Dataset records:
......
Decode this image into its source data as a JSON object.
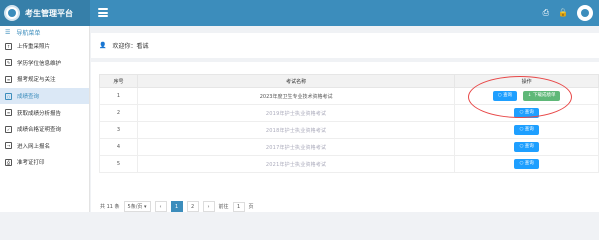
{
  "header": {
    "app_title": "考生管理平台",
    "icons": [
      "menu-icon",
      "print-icon",
      "lock-icon",
      "avatar-icon"
    ]
  },
  "sidebar": {
    "section_title": "导航菜单",
    "items": [
      {
        "label": "上传重采照片",
        "icon": "upload-icon"
      },
      {
        "label": "学历学位信息维护",
        "icon": "edit-icon"
      },
      {
        "label": "报考规定与关注",
        "icon": "doc-icon"
      },
      {
        "label": "成绩查询",
        "icon": "search-icon",
        "active": true
      },
      {
        "label": "获取成绩分析报告",
        "icon": "report-icon"
      },
      {
        "label": "成绩合格证明查询",
        "icon": "cert-icon"
      },
      {
        "label": "进入网上报名",
        "icon": "enter-icon"
      },
      {
        "label": "准考证打印",
        "icon": "print-icon"
      }
    ]
  },
  "welcome": {
    "text": "欢迎你：看诚"
  },
  "table": {
    "headers": [
      "序号",
      "考试名称",
      "操作"
    ],
    "rows": [
      {
        "no": "1",
        "name": "2023年度卫生专业技术资格考试",
        "buttons": [
          "查询",
          "下载成绩单"
        ],
        "blurred": false
      },
      {
        "no": "2",
        "name": "2019年护士执业资格考试",
        "buttons": [
          "查询"
        ],
        "blurred": true
      },
      {
        "no": "3",
        "name": "2018年护士执业资格考试",
        "buttons": [
          "查询"
        ],
        "blurred": true
      },
      {
        "no": "4",
        "name": "2017年护士执业资格考试",
        "buttons": [
          "查询"
        ],
        "blurred": true
      },
      {
        "no": "5",
        "name": "2021年护士执业资格考试",
        "buttons": [
          "查询"
        ],
        "blurred": true
      }
    ]
  },
  "pager": {
    "total": "共 11 条",
    "per_page": "5条/页",
    "prev": "‹",
    "pages": [
      "1",
      "2"
    ],
    "next": "›",
    "goto_label": "前往",
    "goto_value": "1",
    "page_suffix": "页"
  },
  "colors": {
    "header": "#3c8dbc",
    "active_menu_bg": "#dbe8f6",
    "query_button": "#1e9fff",
    "download_button": "#5fb878",
    "annotation_circle": "#e84848"
  }
}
......
> **AIM**:
The answer must consist solely of the number of lines in the entries that contain the word "name".

> **FULL SOLUTION**:
5